#### Records
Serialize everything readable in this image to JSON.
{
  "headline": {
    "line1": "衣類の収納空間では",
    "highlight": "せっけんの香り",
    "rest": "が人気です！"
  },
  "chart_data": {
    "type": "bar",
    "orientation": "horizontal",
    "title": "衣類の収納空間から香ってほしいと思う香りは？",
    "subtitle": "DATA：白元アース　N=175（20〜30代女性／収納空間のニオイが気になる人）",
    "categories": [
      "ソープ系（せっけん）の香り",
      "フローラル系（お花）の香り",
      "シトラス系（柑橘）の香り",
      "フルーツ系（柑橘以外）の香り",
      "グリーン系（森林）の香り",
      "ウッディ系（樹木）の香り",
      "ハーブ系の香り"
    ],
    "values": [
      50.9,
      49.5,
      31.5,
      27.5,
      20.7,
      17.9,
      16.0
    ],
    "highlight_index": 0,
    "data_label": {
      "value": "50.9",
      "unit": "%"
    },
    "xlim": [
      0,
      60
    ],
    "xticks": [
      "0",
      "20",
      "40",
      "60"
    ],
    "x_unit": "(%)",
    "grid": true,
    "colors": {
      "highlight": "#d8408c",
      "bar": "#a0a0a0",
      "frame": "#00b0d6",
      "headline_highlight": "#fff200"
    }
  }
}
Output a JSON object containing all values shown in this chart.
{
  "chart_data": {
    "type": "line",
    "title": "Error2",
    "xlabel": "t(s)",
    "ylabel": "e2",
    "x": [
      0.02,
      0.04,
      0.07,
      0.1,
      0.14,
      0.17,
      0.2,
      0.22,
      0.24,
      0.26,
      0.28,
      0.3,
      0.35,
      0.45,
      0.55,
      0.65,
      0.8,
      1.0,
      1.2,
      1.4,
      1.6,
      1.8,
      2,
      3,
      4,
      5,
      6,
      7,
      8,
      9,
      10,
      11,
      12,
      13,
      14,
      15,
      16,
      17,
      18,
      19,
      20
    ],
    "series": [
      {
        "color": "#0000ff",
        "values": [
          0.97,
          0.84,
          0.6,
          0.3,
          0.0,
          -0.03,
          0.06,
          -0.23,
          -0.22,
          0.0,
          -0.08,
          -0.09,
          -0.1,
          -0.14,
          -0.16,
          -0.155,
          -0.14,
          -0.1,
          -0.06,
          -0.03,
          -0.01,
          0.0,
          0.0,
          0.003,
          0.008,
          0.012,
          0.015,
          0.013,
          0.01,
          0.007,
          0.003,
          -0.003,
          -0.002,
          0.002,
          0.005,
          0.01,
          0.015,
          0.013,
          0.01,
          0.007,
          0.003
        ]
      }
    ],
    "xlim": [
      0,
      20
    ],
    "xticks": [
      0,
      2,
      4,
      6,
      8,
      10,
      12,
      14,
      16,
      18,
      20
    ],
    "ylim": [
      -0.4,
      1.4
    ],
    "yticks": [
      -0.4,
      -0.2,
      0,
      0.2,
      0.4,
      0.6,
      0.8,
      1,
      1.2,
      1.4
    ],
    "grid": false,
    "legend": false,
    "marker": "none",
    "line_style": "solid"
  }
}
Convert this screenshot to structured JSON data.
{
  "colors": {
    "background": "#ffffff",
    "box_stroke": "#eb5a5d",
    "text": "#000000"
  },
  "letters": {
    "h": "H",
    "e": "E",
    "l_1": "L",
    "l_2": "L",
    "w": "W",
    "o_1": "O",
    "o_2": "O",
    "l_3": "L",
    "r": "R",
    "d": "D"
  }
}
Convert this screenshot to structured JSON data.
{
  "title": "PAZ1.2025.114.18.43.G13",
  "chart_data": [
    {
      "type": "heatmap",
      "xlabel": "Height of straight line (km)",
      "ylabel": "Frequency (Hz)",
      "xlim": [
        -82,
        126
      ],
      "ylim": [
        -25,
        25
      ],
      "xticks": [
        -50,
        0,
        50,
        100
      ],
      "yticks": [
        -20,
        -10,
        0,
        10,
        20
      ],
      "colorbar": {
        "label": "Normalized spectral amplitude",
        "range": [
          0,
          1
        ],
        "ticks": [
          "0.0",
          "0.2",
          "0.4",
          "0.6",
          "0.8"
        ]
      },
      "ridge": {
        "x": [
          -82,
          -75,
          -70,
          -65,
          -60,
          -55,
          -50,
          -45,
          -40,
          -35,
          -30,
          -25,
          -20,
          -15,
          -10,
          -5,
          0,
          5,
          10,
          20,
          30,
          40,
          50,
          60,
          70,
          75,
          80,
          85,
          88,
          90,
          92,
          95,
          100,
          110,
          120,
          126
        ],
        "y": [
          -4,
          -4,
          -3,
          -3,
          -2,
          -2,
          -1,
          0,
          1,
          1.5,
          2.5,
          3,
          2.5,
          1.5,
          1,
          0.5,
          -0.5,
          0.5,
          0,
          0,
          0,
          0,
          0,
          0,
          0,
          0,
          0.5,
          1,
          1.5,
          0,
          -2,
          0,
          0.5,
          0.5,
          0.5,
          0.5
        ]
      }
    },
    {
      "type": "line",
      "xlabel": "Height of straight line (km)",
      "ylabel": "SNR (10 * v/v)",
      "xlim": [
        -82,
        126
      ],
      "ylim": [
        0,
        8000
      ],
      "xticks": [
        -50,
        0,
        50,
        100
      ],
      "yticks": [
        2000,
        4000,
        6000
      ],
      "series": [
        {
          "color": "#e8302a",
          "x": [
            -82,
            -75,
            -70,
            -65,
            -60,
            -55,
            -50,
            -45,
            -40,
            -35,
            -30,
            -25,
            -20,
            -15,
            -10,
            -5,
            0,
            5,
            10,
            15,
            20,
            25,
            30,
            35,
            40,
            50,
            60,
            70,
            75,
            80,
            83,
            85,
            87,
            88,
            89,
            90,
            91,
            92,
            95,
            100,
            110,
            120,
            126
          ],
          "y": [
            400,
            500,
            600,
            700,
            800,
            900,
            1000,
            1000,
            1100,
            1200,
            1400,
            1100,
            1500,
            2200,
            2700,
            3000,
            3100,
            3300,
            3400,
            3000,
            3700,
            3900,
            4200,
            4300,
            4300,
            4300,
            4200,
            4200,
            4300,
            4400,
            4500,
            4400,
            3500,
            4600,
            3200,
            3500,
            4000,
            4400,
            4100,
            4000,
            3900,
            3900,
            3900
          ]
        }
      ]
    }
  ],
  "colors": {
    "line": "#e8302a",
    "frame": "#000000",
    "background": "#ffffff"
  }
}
########
## Aim of the task
Print back all the lines verbatim.

## Response to the task
Serialize everything readable in this image to JSON.
{
  "headline": {
    "line1": "衣類の収納空間では",
    "highlight": "せっけんの香り",
    "rest": "が人気です！"
  },
  "chart_data": {
    "type": "bar",
    "orientation": "horizontal",
    "title": "衣類の収納空間から香ってほしいと思う香りは？",
    "subtitle": "DATA：白元アース　N=175（20〜30代女性／収納空間のニオイが気になる人）",
    "categories": [
      "ソープ系（せっけん）の香り",
      "フローラル系（お花）の香り",
      "シトラス系（柑橘）の香り",
      "フルーツ系（柑橘以外）の香り",
      "グリーン系（森林）の香り",
      "ウッディ系（樹木）の香り",
      "ハーブ系の香り"
    ],
    "values": [
      50.9,
      49.5,
      31.5,
      27.5,
      20.7,
      17.9,
      16.0
    ],
    "highlight_index": 0,
    "data_label": {
      "value": "50.9",
      "unit": "%"
    },
    "xlim": [
      0,
      60
    ],
    "xticks": [
      "0",
      "20",
      "40",
      "60"
    ],
    "x_unit": "(%)",
    "grid": true,
    "colors": {
      "highlight": "#d8408c",
      "bar": "#a0a0a0",
      "frame": "#00b0d6",
      "headline_highlight": "#fff200"
    }
  }
}
Output a JSON object containing all values shown in this chart.
{
  "chart_data": {
    "type": "line",
    "title": "Error2",
    "xlabel": "t(s)",
    "ylabel": "e2",
    "x": [
      0.02,
      0.04,
      0.07,
      0.1,
      0.14,
      0.17,
      0.2,
      0.22,
      0.24,
      0.26,
      0.28,
      0.3,
      0.35,
      0.45,
      0.55,
      0.65,
      0.8,
      1.0,
      1.2,
      1.4,
      1.6,
      1.8,
      2,
      3,
      4,
      5,
      6,
      7,
      8,
      9,
      10,
      11,
      12,
      13,
      14,
      15,
      16,
      17,
      18,
      19,
      20
    ],
    "series": [
      {
        "color": "#0000ff",
        "values": [
          0.97,
          0.84,
          0.6,
          0.3,
          0.0,
          -0.03,
          0.06,
          -0.23,
          -0.22,
          0.0,
          -0.08,
          -0.09,
          -0.1,
          -0.14,
          -0.16,
          -0.155,
          -0.14,
          -0.1,
          -0.06,
          -0.03,
          -0.01,
          0.0,
          0.0,
          0.003,
          0.008,
          0.012,
          0.015,
          0.013,
          0.01,
          0.007,
          0.003,
          -0.003,
          -0.002,
          0.002,
          0.005,
          0.01,
          0.015,
          0.013,
          0.01,
          0.007,
          0.003
        ]
      }
    ],
    "xlim": [
      0,
      20
    ],
    "xticks": [
      0,
      2,
      4,
      6,
      8,
      10,
      12,
      14,
      16,
      18,
      20
    ],
    "ylim": [
      -0.4,
      1.4
    ],
    "yticks": [
      -0.4,
      -0.2,
      0,
      0.2,
      0.4,
      0.6,
      0.8,
      1,
      1.2,
      1.4
    ],
    "grid": false,
    "legend": false,
    "marker": "none",
    "line_style": "solid"
  }
}
Convert this screenshot to structured JSON data.
{
  "colors": {
    "background": "#ffffff",
    "box_stroke": "#eb5a5d",
    "text": "#000000"
  },
  "letters": {
    "h": "H",
    "e": "E",
    "l_1": "L",
    "l_2": "L",
    "w": "W",
    "o_1": "O",
    "o_2": "O",
    "l_3": "L",
    "r": "R",
    "d": "D"
  }
}
Convert this screenshot to structured JSON data.
{
  "title": "PAZ1.2025.114.18.43.G13",
  "chart_data": [
    {
      "type": "heatmap",
      "xlabel": "Height of straight line (km)",
      "ylabel": "Frequency (Hz)",
      "xlim": [
        -82,
        126
      ],
      "ylim": [
        -25,
        25
      ],
      "xticks": [
        -50,
        0,
        50,
        100
      ],
      "yticks": [
        -20,
        -10,
        0,
        10,
        20
      ],
      "colorbar": {
        "label": "Normalized spectral amplitude",
        "range": [
          0,
          1
        ],
        "ticks": [
          "0.0",
          "0.2",
          "0.4",
          "0.6",
          "0.8"
        ]
      },
      "ridge": {
        "x": [
          -82,
          -75,
          -70,
          -65,
          -60,
          -55,
          -50,
          -45,
          -40,
          -35,
          -30,
          -25,
          -20,
          -15,
          -10,
          -5,
          0,
          5,
          10,
          20,
          30,
          40,
          50,
          60,
          70,
          75,
          80,
          85,
          88,
          90,
          92,
          95,
          100,
          110,
          120,
          126
        ],
        "y": [
          -4,
          -4,
          -3,
          -3,
          -2,
          -2,
          -1,
          0,
          1,
          1.5,
          2.5,
          3,
          2.5,
          1.5,
          1,
          0.5,
          -0.5,
          0.5,
          0,
          0,
          0,
          0,
          0,
          0,
          0,
          0,
          0.5,
          1,
          1.5,
          0,
          -2,
          0,
          0.5,
          0.5,
          0.5,
          0.5
        ]
      }
    },
    {
      "type": "line",
      "xlabel": "Height of straight line (km)",
      "ylabel": "SNR (10 * v/v)",
      "xlim": [
        -82,
        126
      ],
      "ylim": [
        0,
        8000
      ],
      "xticks": [
        -50,
        0,
        50,
        100
      ],
      "yticks": [
        2000,
        4000,
        6000
      ],
      "series": [
        {
          "color": "#e8302a",
          "x": [
            -82,
            -75,
            -70,
            -65,
            -60,
            -55,
            -50,
            -45,
            -40,
            -35,
            -30,
            -25,
            -20,
            -15,
            -10,
            -5,
            0,
            5,
            10,
            15,
            20,
            25,
            30,
            35,
            40,
            50,
            60,
            70,
            75,
            80,
            83,
            85,
            87,
            88,
            89,
            90,
            91,
            92,
            95,
            100,
            110,
            120,
            126
          ],
          "y": [
            400,
            500,
            600,
            700,
            800,
            900,
            1000,
            1000,
            1100,
            1200,
            1400,
            1100,
            1500,
            2200,
            2700,
            3000,
            3100,
            3300,
            3400,
            3000,
            3700,
            3900,
            4200,
            4300,
            4300,
            4300,
            4200,
            4200,
            4300,
            4400,
            4500,
            4400,
            3500,
            4600,
            3200,
            3500,
            4000,
            4400,
            4100,
            4000,
            3900,
            3900,
            3900
          ]
        }
      ]
    }
  ],
  "colors": {
    "line": "#e8302a",
    "frame": "#000000",
    "background": "#ffffff"
  }
}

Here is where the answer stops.